YOUR INSTRUCTIONS:
For the records below, say how many lines contain the string "good". Give the number only.

TASK DATA:
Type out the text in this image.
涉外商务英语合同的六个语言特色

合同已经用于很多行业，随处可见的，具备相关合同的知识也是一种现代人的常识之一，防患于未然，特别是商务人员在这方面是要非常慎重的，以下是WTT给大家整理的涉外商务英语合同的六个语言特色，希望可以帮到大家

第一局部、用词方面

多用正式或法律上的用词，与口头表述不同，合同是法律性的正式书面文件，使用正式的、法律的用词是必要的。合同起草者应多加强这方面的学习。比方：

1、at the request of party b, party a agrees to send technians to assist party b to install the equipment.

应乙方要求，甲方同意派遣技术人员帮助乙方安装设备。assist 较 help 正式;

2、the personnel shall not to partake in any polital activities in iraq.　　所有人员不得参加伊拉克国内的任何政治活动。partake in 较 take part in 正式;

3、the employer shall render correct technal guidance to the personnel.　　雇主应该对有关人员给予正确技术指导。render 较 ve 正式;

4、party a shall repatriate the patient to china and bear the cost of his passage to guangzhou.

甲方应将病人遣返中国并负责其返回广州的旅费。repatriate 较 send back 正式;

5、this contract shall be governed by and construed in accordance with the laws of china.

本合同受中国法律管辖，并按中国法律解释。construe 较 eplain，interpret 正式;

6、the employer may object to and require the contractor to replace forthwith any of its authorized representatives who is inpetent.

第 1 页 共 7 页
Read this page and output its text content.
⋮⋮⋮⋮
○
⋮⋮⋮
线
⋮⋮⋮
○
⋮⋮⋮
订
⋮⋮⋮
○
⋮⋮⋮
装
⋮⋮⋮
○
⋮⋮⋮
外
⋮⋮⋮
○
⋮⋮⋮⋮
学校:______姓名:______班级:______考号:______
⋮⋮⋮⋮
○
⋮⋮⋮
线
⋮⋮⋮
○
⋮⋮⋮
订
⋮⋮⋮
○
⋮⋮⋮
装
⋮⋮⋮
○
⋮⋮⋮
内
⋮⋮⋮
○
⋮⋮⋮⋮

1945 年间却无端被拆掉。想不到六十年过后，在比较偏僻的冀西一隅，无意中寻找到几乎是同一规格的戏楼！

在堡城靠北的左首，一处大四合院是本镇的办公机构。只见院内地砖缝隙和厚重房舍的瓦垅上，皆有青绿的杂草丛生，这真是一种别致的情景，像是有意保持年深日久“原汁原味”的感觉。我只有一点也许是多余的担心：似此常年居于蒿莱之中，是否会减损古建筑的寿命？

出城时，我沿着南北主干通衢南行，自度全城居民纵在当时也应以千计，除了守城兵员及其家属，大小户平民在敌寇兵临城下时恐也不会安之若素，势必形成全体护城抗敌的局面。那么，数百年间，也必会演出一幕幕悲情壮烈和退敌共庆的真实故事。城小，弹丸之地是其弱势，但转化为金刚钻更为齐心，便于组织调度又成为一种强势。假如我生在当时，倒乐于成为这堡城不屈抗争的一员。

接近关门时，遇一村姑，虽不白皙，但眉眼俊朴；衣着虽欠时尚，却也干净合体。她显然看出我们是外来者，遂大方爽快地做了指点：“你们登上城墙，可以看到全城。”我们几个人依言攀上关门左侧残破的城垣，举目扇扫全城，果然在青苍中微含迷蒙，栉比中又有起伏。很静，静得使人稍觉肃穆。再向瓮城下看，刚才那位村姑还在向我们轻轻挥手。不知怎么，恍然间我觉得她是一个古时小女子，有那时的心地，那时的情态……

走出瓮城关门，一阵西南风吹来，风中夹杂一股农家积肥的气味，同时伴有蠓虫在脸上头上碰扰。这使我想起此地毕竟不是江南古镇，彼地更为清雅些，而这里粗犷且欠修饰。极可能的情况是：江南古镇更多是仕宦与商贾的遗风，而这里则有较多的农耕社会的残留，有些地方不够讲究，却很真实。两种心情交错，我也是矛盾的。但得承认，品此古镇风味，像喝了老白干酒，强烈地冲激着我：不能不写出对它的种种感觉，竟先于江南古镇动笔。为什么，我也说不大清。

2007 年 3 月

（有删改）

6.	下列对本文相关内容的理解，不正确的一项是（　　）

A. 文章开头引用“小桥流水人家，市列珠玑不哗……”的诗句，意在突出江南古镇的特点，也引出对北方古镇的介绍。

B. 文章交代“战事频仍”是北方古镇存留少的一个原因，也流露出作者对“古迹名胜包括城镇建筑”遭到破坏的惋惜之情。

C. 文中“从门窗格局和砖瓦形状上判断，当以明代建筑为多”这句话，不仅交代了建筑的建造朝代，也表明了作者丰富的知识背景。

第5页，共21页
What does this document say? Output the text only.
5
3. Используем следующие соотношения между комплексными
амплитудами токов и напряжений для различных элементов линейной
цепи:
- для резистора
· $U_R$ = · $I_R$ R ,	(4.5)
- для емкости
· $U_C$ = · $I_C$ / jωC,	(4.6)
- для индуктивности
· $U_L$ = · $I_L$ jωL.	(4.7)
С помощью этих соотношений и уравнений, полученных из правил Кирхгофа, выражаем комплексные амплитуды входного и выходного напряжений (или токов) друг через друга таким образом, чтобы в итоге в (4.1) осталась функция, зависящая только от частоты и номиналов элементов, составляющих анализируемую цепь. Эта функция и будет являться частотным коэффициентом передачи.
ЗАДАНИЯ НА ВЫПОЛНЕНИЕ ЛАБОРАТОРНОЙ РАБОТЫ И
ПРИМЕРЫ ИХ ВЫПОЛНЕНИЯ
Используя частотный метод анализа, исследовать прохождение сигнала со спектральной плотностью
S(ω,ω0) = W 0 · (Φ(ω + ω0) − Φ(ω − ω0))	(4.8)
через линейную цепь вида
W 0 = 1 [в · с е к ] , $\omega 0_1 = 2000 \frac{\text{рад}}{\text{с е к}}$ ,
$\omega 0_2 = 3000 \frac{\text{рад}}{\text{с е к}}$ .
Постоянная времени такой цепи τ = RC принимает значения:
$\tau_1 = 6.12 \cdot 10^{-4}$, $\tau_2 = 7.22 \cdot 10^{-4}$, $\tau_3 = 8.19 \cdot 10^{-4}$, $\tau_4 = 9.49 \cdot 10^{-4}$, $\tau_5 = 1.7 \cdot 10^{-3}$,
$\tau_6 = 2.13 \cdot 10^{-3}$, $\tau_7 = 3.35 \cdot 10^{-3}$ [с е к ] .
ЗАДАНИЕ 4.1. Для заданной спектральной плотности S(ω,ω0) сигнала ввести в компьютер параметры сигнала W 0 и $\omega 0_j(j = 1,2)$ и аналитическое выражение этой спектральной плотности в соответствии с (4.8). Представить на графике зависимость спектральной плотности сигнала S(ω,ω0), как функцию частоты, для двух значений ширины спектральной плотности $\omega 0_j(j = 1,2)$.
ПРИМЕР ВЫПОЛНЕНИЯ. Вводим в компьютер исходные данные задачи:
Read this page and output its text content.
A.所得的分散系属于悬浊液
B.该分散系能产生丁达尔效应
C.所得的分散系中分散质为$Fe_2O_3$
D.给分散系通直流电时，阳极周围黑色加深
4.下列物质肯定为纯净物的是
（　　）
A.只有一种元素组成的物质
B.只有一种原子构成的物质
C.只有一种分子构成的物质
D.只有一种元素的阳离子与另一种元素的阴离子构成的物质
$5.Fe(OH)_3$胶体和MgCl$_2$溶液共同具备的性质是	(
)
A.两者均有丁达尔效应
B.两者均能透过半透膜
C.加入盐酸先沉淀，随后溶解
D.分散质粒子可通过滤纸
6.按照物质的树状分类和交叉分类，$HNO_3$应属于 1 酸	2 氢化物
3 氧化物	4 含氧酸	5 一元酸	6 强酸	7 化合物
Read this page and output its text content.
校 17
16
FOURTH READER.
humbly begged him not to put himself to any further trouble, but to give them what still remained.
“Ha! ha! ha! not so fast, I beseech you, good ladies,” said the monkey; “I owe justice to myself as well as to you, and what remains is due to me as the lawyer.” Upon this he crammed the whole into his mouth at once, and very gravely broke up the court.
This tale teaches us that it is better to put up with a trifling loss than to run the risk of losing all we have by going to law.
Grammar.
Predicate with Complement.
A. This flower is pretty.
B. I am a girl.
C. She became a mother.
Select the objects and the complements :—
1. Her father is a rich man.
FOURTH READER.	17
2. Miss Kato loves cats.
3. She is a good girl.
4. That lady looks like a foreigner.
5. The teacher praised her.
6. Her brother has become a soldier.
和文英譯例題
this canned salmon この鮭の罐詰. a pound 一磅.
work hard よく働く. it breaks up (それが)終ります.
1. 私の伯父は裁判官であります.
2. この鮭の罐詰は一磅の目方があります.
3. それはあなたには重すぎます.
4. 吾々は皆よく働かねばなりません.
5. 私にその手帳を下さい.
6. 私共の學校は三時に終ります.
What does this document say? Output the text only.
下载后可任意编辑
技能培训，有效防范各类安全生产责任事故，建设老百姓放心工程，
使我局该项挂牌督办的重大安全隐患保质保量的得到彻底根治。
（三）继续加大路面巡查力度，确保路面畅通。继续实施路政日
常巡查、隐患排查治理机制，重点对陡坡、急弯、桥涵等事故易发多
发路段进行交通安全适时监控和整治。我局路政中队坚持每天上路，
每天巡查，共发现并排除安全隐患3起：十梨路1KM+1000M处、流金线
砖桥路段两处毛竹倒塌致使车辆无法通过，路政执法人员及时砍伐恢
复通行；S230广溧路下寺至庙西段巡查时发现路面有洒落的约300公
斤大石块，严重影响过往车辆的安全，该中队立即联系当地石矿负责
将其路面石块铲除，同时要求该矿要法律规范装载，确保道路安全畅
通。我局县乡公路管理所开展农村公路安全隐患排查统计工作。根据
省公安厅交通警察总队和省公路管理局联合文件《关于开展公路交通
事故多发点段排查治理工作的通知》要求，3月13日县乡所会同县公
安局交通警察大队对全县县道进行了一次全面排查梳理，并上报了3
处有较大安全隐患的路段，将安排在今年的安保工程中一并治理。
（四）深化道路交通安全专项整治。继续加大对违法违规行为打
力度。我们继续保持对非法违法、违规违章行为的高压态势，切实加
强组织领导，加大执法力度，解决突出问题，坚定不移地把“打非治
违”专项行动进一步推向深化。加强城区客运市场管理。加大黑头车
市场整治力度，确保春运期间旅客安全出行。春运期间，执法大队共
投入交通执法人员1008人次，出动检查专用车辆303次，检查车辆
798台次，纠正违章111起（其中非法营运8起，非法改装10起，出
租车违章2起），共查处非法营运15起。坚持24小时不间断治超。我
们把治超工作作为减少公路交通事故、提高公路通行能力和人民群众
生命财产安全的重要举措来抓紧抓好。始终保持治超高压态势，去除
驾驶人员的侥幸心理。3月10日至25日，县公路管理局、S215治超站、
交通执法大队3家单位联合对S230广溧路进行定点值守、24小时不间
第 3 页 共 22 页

OUTPUT FOR THIS EXERCISE:
2